[Extracted data entries]
►
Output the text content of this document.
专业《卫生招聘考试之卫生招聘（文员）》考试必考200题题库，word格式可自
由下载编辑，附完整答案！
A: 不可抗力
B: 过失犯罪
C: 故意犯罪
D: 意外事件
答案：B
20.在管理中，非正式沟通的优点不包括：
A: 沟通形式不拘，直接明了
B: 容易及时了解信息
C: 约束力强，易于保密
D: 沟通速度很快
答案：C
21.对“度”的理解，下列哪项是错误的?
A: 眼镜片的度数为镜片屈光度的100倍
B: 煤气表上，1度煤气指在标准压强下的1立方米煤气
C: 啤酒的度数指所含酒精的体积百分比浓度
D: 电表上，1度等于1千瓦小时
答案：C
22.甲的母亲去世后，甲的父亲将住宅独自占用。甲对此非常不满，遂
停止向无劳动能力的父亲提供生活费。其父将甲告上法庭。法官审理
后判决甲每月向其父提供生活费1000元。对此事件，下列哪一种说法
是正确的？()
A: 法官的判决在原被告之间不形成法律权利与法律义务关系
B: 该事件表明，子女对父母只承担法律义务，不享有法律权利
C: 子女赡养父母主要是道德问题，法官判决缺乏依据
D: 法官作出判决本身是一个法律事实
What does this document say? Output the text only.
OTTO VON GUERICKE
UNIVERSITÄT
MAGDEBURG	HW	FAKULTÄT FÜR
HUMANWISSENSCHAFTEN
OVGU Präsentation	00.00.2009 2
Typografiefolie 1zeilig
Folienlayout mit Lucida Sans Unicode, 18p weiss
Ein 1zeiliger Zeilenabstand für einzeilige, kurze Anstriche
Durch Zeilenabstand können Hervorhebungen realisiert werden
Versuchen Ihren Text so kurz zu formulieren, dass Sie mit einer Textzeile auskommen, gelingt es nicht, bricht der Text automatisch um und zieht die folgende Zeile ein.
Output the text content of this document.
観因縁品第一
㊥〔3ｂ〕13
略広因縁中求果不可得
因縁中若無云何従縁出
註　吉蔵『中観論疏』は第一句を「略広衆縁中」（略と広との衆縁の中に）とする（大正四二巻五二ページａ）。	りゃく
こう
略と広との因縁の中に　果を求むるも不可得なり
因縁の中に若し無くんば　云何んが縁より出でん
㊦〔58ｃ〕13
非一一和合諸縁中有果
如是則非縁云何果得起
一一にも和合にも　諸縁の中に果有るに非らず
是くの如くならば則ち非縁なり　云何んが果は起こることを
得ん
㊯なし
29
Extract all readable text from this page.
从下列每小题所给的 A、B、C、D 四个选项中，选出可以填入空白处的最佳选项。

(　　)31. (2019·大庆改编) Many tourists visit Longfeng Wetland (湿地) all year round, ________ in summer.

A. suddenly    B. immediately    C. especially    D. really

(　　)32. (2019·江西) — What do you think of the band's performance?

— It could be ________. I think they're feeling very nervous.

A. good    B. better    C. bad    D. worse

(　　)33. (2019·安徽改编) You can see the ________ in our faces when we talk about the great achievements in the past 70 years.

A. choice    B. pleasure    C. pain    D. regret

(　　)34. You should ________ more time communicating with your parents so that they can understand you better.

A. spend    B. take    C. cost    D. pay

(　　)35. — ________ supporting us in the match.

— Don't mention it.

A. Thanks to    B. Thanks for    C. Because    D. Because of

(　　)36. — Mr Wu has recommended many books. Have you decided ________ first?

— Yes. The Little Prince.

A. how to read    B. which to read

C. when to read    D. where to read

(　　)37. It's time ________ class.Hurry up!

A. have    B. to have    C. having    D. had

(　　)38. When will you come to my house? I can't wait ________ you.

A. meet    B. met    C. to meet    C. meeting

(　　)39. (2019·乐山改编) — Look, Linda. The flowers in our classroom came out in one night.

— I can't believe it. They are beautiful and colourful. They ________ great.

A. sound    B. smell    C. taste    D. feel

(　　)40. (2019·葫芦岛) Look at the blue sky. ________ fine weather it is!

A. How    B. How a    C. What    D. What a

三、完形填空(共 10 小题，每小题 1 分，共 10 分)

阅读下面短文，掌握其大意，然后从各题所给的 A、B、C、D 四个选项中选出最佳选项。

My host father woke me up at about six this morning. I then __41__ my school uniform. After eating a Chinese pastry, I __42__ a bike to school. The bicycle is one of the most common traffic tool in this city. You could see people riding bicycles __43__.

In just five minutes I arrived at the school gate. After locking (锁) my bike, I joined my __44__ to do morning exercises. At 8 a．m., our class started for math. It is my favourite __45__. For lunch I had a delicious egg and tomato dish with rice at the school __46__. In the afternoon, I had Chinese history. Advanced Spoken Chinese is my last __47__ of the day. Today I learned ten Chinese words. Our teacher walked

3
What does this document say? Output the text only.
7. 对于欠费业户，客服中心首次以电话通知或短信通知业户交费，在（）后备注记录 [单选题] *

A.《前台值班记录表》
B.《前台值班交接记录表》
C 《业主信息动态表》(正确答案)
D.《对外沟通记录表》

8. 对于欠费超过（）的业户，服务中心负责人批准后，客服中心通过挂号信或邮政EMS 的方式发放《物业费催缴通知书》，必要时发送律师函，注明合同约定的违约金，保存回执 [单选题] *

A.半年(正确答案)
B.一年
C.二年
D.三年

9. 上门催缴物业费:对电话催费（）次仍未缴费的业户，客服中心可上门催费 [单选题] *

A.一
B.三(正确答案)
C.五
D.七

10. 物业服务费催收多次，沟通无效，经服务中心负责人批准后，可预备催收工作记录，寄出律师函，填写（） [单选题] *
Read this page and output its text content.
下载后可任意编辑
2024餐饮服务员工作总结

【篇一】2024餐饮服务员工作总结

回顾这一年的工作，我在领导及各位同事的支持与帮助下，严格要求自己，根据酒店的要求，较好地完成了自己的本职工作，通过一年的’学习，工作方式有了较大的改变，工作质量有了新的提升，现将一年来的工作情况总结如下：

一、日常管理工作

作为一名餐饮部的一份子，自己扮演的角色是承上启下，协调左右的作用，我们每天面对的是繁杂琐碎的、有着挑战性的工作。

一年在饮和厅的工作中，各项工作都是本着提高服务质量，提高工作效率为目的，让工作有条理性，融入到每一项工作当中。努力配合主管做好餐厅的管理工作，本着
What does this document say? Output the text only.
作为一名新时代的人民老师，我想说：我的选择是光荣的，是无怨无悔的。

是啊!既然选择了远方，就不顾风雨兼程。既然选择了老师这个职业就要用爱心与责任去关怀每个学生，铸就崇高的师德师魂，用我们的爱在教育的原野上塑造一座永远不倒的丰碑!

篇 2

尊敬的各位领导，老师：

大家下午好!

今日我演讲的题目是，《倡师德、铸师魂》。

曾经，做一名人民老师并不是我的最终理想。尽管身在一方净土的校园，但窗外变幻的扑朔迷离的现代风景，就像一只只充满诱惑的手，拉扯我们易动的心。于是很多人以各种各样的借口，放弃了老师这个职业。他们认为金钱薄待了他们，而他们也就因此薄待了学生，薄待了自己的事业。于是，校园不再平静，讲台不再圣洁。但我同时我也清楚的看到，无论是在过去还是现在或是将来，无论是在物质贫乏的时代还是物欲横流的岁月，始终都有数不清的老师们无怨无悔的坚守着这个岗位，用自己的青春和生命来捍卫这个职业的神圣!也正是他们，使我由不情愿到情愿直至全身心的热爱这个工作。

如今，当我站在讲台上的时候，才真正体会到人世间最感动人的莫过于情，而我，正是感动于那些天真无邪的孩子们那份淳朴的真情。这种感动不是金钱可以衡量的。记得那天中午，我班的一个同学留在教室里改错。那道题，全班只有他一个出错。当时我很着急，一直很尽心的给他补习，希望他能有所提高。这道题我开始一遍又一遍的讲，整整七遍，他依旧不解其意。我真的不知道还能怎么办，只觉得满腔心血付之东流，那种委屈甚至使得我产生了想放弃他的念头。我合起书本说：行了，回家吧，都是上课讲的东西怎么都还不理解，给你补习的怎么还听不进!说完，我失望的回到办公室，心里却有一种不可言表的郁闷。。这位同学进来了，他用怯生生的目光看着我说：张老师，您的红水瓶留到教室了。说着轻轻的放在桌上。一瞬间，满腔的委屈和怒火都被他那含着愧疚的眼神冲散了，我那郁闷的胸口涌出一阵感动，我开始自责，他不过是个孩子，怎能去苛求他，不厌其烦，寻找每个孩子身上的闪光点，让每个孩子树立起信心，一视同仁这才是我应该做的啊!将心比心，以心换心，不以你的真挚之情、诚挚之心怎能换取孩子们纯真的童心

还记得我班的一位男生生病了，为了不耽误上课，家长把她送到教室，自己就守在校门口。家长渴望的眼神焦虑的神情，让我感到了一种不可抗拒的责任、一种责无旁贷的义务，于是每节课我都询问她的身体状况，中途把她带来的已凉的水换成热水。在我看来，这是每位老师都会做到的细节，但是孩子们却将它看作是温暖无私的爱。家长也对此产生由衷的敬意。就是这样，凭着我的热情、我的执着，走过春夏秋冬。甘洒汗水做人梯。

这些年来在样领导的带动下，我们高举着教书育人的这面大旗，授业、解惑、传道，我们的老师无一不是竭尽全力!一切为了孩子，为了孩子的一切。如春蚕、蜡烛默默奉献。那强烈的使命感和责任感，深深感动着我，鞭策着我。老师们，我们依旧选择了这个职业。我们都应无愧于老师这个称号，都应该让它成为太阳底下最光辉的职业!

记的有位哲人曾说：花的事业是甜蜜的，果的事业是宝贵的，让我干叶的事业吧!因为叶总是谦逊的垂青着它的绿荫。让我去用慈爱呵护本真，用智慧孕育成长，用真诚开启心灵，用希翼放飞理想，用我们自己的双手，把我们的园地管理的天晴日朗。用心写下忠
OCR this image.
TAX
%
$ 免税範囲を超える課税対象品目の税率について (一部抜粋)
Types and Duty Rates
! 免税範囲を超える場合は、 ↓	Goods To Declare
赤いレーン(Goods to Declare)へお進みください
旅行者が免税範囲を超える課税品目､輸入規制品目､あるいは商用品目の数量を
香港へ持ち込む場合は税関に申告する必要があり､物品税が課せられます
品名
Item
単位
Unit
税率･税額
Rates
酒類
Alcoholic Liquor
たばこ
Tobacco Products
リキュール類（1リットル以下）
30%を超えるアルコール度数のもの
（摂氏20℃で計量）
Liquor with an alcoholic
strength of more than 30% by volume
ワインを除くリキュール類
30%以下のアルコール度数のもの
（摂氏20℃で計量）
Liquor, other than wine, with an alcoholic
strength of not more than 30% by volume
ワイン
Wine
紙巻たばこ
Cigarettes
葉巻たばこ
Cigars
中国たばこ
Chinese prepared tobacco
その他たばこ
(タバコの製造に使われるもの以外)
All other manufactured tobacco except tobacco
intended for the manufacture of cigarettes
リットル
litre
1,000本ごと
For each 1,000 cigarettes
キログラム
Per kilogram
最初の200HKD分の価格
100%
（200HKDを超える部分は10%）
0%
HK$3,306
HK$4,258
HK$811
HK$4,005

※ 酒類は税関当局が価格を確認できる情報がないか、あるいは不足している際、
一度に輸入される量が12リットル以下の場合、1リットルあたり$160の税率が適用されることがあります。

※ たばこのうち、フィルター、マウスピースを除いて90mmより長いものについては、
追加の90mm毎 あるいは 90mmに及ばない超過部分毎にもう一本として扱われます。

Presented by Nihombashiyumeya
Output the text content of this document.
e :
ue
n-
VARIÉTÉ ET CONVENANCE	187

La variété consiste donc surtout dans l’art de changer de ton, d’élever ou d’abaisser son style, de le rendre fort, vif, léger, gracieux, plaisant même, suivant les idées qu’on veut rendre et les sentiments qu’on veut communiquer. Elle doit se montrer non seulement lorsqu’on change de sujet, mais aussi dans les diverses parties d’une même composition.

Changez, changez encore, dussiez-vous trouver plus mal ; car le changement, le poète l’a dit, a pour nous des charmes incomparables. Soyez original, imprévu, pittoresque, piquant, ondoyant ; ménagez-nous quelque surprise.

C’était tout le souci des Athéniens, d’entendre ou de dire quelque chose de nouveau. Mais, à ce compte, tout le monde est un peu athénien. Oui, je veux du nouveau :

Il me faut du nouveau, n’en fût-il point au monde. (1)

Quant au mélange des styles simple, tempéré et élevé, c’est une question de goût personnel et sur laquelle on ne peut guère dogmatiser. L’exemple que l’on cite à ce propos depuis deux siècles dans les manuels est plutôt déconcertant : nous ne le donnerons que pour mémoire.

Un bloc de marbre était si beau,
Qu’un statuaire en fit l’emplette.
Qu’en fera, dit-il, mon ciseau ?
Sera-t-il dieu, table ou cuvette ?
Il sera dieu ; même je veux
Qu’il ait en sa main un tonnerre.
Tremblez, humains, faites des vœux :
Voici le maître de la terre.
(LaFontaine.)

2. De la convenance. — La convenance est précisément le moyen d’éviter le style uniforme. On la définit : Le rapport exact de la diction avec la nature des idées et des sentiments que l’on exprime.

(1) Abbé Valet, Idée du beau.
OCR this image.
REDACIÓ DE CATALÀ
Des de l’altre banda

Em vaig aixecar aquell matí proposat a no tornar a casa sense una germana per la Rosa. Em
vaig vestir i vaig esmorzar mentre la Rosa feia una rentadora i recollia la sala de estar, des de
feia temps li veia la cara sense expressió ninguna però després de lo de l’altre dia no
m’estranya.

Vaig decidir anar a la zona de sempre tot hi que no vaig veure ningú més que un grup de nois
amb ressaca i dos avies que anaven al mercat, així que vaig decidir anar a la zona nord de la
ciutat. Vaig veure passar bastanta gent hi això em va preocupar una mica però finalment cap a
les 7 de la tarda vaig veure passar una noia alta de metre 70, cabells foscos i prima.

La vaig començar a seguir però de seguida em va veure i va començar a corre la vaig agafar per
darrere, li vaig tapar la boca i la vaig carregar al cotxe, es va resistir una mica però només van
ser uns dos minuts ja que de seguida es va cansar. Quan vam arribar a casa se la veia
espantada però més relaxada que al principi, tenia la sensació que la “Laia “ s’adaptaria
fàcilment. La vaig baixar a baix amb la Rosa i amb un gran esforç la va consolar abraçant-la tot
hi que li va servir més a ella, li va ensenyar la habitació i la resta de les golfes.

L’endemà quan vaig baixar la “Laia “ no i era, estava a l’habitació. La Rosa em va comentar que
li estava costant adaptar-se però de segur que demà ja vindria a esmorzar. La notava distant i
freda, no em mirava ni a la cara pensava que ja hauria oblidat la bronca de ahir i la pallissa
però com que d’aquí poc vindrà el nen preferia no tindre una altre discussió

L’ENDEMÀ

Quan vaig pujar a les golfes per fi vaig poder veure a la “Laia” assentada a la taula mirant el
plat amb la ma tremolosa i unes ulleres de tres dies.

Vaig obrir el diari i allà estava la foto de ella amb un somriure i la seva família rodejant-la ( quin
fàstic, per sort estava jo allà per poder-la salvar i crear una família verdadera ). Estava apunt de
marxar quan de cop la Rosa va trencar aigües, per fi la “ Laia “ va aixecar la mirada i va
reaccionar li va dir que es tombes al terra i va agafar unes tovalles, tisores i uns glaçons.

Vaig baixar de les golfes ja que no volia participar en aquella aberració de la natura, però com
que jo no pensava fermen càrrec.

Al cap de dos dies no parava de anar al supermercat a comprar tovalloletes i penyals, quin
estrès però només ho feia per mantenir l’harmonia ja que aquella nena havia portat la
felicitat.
◄
GOAL OF THE EXERCISE | Pick out every line above that holds the word "baixar" and copy it.

REPLY TO THE EXERCISE |
fàcilment. La vaig baixar a baix amb la Rosa i amb un gran esforç la va consolar abraçant-la tot
L’endemà quan vaig baixar la “Laia “ no i era, estava a l’habitació. La Rosa em va comentar que
Vaig baixar de les golfes ja que no volia participar en aquella aberració de la natura, però com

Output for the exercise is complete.